### JOB
Examine the records and identify each line that includes the string "finds". Copy those lines.

### Saved data entries

§ §

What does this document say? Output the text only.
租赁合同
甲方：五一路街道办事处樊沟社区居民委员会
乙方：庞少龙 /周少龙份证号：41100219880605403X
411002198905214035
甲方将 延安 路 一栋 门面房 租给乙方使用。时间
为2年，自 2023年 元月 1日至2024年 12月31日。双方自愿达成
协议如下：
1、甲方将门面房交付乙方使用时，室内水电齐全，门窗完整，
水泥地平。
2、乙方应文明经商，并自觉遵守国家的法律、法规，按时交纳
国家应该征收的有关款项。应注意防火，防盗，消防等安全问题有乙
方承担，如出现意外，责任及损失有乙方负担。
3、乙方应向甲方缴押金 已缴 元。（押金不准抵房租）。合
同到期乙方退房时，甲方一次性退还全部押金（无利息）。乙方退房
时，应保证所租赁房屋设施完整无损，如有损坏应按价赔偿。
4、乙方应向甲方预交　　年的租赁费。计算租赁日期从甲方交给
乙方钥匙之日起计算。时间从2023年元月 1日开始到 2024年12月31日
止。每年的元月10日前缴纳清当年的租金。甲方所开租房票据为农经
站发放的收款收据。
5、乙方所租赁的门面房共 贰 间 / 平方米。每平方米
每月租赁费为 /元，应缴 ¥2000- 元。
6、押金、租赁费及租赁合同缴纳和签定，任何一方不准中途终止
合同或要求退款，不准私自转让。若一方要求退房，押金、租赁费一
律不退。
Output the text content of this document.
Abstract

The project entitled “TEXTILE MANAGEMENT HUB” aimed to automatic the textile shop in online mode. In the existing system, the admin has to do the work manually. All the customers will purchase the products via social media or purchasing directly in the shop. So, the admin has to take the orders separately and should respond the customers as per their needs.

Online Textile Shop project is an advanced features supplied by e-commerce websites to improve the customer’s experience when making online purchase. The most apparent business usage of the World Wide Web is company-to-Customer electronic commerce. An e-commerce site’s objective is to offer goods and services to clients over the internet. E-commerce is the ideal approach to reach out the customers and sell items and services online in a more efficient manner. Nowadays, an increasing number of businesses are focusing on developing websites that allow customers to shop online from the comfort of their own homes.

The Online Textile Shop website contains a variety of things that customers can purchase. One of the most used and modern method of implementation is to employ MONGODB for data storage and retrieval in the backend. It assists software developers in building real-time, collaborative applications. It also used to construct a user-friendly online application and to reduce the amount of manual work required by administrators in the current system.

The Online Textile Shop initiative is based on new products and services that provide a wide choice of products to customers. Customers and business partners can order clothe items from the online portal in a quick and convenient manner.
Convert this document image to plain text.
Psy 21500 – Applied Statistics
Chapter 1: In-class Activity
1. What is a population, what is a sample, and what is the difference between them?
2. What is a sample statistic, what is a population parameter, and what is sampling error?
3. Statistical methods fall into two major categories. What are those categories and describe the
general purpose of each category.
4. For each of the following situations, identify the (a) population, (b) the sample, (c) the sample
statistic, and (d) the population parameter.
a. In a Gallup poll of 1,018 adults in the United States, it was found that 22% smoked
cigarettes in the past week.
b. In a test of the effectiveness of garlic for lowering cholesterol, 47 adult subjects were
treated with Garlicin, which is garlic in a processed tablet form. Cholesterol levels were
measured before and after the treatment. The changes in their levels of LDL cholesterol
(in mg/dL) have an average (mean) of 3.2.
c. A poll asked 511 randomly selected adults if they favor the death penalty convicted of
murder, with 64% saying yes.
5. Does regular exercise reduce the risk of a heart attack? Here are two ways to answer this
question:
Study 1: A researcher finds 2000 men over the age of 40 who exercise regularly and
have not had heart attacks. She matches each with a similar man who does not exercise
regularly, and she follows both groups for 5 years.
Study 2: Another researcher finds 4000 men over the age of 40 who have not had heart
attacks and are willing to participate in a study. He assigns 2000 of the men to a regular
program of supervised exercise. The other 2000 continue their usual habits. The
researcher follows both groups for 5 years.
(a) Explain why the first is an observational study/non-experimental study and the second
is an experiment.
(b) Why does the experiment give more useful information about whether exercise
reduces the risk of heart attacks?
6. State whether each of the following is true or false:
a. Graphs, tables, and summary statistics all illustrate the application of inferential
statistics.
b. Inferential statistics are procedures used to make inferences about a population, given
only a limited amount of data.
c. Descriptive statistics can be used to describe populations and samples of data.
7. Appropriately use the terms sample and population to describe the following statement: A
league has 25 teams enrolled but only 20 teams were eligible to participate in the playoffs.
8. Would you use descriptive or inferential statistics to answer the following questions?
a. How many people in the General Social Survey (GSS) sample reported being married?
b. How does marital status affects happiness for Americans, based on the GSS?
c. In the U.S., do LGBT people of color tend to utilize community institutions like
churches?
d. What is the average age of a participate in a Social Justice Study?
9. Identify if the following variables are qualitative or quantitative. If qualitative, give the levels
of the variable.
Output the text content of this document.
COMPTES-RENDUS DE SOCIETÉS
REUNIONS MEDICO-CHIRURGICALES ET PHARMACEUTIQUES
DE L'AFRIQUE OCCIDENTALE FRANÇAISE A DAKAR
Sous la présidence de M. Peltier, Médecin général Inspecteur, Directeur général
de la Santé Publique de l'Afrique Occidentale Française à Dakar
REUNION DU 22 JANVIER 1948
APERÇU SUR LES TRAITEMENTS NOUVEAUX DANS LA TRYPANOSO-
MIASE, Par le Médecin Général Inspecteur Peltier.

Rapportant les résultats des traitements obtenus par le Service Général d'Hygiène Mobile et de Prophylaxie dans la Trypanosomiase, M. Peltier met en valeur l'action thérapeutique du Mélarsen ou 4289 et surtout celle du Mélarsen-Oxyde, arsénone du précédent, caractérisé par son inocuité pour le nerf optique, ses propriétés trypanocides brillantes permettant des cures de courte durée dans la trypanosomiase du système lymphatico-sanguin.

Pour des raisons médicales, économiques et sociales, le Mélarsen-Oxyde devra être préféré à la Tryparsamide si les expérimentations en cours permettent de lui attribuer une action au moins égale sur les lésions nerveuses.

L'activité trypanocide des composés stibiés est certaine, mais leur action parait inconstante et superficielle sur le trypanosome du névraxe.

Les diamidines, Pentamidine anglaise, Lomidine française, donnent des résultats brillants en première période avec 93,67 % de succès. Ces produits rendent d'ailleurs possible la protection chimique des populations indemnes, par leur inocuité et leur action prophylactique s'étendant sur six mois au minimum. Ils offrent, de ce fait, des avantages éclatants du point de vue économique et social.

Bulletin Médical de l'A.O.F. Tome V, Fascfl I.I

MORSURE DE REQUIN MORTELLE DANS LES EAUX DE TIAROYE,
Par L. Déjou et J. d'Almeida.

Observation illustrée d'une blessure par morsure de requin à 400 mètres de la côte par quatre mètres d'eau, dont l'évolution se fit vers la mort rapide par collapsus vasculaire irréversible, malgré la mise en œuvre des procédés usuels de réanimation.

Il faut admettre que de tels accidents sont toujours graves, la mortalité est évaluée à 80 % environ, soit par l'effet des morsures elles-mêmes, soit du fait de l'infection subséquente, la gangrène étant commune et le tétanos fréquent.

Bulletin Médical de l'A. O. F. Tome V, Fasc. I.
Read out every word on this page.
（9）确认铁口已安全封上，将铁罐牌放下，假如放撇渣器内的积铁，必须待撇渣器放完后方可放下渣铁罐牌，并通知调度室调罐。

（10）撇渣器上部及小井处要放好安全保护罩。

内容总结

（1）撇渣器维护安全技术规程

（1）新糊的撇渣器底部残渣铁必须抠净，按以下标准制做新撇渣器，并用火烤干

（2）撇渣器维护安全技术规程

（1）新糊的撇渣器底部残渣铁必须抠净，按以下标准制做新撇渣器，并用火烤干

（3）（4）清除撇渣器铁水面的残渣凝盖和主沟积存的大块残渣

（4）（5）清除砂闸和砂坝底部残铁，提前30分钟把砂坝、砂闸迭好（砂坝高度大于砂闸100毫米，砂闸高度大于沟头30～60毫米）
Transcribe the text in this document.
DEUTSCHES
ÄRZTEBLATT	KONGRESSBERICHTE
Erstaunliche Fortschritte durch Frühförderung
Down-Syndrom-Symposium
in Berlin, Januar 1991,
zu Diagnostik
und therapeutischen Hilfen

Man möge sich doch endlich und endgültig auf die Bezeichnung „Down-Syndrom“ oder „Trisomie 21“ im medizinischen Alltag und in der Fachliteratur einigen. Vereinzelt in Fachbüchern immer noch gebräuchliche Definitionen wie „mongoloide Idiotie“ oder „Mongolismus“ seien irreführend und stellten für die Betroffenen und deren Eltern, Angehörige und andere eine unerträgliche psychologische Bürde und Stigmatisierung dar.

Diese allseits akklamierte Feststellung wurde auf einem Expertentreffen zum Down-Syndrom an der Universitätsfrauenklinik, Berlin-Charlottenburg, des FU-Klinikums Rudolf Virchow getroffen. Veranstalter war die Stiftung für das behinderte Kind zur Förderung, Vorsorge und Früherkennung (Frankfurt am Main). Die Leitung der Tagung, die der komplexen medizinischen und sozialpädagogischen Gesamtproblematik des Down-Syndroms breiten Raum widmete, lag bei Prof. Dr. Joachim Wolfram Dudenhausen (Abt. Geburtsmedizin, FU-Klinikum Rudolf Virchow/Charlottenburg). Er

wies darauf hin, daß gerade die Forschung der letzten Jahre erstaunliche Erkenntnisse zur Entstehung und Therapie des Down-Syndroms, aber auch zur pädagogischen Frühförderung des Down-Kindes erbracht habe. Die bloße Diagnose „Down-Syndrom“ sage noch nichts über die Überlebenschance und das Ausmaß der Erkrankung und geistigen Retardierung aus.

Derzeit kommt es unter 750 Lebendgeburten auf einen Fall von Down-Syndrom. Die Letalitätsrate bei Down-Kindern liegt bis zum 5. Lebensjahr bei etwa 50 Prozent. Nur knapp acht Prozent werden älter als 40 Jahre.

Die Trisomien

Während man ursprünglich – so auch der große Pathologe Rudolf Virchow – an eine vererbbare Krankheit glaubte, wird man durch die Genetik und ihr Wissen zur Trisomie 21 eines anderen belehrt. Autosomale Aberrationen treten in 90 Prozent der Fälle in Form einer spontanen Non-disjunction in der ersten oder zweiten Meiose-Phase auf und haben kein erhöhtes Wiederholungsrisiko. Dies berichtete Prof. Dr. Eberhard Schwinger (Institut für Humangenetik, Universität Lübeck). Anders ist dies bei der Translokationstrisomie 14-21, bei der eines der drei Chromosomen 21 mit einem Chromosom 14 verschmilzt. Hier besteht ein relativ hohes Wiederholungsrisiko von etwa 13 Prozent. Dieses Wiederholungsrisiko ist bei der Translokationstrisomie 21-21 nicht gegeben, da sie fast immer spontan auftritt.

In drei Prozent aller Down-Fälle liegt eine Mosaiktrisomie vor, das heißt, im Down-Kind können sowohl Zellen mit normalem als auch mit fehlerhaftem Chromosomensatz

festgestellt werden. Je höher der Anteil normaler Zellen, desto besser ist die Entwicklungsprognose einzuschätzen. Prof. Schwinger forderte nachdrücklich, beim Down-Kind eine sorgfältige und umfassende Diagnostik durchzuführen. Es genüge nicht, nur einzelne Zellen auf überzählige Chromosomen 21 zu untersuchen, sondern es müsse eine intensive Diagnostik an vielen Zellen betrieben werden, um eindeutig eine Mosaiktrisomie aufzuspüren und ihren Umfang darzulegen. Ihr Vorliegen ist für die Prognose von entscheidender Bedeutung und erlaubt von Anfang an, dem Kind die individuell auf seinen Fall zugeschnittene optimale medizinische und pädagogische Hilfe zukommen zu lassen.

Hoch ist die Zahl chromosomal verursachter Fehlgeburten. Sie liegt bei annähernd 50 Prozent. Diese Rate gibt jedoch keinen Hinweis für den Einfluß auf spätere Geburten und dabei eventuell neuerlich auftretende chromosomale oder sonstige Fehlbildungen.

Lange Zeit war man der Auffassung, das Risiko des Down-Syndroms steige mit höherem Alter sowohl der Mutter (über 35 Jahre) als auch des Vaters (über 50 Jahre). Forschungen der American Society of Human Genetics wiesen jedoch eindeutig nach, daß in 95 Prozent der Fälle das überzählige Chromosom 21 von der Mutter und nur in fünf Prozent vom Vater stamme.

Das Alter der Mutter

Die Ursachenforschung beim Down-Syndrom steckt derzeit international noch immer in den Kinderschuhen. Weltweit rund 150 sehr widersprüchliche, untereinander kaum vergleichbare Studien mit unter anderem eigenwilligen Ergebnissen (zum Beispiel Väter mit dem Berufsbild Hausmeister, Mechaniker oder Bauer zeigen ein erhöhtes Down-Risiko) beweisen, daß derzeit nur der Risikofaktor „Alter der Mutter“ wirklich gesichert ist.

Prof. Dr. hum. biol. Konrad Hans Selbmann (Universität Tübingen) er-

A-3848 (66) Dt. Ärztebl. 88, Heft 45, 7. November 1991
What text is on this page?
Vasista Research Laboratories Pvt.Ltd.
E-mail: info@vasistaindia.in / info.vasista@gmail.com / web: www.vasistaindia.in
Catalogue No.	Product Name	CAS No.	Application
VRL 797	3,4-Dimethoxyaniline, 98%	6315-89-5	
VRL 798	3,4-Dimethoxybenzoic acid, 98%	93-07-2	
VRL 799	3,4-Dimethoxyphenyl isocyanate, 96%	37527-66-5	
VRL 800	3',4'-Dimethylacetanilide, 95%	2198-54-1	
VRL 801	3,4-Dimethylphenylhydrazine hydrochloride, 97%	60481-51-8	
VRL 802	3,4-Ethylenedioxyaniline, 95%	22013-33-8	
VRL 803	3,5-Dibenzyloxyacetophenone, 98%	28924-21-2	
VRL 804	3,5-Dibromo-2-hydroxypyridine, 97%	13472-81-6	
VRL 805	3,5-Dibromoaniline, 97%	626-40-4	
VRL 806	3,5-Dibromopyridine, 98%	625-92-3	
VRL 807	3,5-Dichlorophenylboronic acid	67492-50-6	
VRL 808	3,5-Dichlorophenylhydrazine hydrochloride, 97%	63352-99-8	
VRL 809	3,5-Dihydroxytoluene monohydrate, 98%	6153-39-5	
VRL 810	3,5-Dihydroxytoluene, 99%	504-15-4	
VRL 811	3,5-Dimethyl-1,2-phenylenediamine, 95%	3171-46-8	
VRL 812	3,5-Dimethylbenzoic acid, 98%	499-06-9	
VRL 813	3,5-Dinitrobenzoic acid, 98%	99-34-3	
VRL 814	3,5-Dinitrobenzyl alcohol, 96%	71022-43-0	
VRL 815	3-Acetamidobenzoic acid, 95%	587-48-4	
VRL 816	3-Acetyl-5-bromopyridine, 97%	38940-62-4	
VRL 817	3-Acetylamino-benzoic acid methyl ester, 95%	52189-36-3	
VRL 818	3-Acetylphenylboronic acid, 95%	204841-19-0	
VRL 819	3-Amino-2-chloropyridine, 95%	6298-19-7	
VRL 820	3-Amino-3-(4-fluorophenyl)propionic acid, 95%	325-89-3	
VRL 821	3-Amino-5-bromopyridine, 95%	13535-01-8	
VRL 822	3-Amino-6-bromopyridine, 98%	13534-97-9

§ §

### EXERCISE OUTPUT
Study 1: A researcher finds 2000 men over the age of 40 who exercise regularly and
Study 2: Another researcher finds 4000 men over the age of 40 who have not had heart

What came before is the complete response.